Problem to work on>
Please give the data below again in full, exactly as it stands.

Data entries
↓

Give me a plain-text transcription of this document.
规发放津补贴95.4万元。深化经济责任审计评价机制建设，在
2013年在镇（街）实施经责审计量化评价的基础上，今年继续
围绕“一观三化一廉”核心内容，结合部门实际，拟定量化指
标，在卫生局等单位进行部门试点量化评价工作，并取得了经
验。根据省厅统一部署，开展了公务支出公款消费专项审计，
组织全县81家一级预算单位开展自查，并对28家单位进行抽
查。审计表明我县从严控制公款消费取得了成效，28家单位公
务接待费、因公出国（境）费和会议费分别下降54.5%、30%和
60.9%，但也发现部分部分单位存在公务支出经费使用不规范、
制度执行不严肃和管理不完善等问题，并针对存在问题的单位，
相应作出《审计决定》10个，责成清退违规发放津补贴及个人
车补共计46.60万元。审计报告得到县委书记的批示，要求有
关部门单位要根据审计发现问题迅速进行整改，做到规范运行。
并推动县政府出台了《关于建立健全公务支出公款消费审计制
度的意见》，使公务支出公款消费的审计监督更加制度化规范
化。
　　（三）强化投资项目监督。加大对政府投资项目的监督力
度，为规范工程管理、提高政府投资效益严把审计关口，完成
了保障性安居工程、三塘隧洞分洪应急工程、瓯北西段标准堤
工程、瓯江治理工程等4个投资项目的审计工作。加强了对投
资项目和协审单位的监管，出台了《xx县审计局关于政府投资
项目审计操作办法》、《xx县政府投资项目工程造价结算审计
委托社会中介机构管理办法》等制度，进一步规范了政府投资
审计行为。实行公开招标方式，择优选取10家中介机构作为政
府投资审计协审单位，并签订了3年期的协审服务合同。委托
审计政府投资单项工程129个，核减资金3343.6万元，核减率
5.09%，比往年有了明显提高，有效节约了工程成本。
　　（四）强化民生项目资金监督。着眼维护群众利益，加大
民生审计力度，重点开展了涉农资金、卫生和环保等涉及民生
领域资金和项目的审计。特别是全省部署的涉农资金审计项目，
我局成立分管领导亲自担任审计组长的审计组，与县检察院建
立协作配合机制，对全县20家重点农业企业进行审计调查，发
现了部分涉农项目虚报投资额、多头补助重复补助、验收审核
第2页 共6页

↑

Output for this exercise>
Give me a plain-text transcription of this document.
规发放津补贴95.4万元。深化经济责任审计评价机制建设，在
2013年在镇（街）实施经责审计量化评价的基础上，今年继续
围绕“一观三化一廉”核心内容，结合部门实际，拟定量化指
标，在卫生局等单位进行部门试点量化评价工作，并取得了经
验。根据省厅统一部署，开展了公务支出公款消费专项审计，
组织全县81家一级预算单位开展自查，并对28家单位进行抽
查。审计表明我县从严控制公款消费取得了成效，28家单位公
务接待费、因公出国（境）费和会议费分别下降54.5%、30%和
60.9%，但也发现部分部分单位存在公务支出经费使用不规范、
制度执行不严肃和管理不完善等问题，并针对存在问题的单位，
相应作出《审计决定》10个，责成清退违规发放津补贴及个人
车补共计46.60万元。审计报告得到县委书记的批示，要求有
关部门单位要根据审计发现问题迅速进行整改，做到规范运行。
并推动县政府出台了《关于建立健全公务支出公款消费审计制
度的意见》，使公务支出公款消费的审计监督更加制度化规范
化。
　　（三）强化投资项目监督。加大对政府投资项目的监督力
度，为规范工程管理、提高政府投资效益严把审计关口，完成
了保障性安居工程、三塘隧洞分洪应急工程、瓯北西段标准堤
工程、瓯江治理工程等4个投资项目的审计工作。加强了对投
资项目和协审单位的监管，出台了《xx县审计局关于政府投资
项目审计操作办法》、《xx县政府投资项目工程造价结算审计
委托社会中介机构管理办法》等制度，进一步规范了政府投资
审计行为。实行公开招标方式，择优选取10家中介机构作为政
府投资审计协审单位，并签订了3年期的协审服务合同。委托
审计政府投资单项工程129个，核减资金3343.6万元，核减率
5.09%，比往年有了明显提高，有效节约了工程成本。
　　（四）强化民生项目资金监督。着眼维护群众利益，加大
民生审计力度，重点开展了涉农资金、卫生和环保等涉及民生
领域资金和项目的审计。特别是全省部署的涉农资金审计项目，
我局成立分管领导亲自担任审计组长的审计组，与县检察院建
立协作配合机制，对全县20家重点农业企业进行审计调查，发
现了部分涉农项目虚报投资额、多头补助重复补助、验收审核
第2页 共6页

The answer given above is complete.